### What the exercise asks
Repeat the listing below in full, exactly as it stands.

(Collected data)

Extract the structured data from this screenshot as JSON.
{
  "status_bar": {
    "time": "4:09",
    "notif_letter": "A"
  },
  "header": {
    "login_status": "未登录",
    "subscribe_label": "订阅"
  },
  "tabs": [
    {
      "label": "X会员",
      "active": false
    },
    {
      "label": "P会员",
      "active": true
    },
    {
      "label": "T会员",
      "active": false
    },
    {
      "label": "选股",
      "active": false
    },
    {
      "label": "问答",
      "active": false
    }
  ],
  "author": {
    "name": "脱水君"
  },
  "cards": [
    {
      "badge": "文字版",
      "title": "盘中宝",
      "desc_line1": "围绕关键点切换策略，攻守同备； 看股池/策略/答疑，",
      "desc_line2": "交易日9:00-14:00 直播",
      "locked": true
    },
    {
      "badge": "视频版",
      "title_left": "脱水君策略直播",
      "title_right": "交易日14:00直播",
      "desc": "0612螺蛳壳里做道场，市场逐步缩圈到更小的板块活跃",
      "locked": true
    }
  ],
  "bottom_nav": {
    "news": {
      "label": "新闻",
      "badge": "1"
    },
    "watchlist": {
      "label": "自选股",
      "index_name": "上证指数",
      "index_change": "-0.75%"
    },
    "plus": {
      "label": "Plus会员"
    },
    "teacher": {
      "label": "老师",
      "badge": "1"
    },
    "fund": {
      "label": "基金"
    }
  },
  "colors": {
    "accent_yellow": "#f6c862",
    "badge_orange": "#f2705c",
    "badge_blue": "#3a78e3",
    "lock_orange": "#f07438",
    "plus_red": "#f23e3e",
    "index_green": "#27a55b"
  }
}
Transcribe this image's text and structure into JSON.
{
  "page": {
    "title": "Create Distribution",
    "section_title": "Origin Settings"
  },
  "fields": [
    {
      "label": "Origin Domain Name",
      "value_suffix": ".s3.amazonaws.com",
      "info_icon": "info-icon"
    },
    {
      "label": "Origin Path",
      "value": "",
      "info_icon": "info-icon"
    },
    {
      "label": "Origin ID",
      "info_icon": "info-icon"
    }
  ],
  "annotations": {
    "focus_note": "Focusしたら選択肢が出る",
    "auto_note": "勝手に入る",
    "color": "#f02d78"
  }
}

### Result below
Extract the structured data from this screenshot as JSON.
{
  "status_bar": {
    "time": "4:09",
    "notif_letter": "A"
  },
  "header": {
    "login_status": "未登录",
    "subscribe_label": "订阅"
  },
  "tabs": [
    {
      "label": "X会员",
      "active": false
    },
    {
      "label": "P会员",
      "active": true
    },
    {
      "label": "T会员",
      "active": false
    },
    {
      "label": "选股",
      "active": false
    },
    {
      "label": "问答",
      "active": false
    }
  ],
  "author": {
    "name": "脱水君"
  },
  "cards": [
    {
      "badge": "文字版",
      "title": "盘中宝",
      "desc_line1": "围绕关键点切换策略，攻守同备； 看股池/策略/答疑，",
      "desc_line2": "交易日9:00-14:00 直播",
      "locked": true
    },
    {
      "badge": "视频版",
      "title_left": "脱水君策略直播",
      "title_right": "交易日14:00直播",
      "desc": "0612螺蛳壳里做道场，市场逐步缩圈到更小的板块活跃",
      "locked": true
    }
  ],
  "bottom_nav": {
    "news": {
      "label": "新闻",
      "badge": "1"
    },
    "watchlist": {
      "label": "自选股",
      "index_name": "上证指数",
      "index_change": "-0.75%"
    },
    "plus": {
      "label": "Plus会员"
    },
    "teacher": {
      "label": "老师",
      "badge": "1"
    },
    "fund": {
      "label": "基金"
    }
  },
  "colors": {
    "accent_yellow": "#f6c862",
    "badge_orange": "#f2705c",
    "badge_blue": "#3a78e3",
    "lock_orange": "#f07438",
    "plus_red": "#f23e3e",
    "index_green": "#27a55b"
  }
}
Transcribe this image's text and structure into JSON.
{
  "page": {
    "title": "Create Distribution",
    "section_title": "Origin Settings"
  },
  "fields": [
    {
      "label": "Origin Domain Name",
      "value_suffix": ".s3.amazonaws.com",
      "info_icon": "info-icon"
    },
    {
      "label": "Origin Path",
      "value": "",
      "info_icon": "info-icon"
    },
    {
      "label": "Origin ID",
      "info_icon": "info-icon"
    }
  ],
  "annotations": {
    "focus_note": "Focusしたら選択肢が出る",
    "auto_note": "勝手に入る",
    "color": "#f02d78"
  }
}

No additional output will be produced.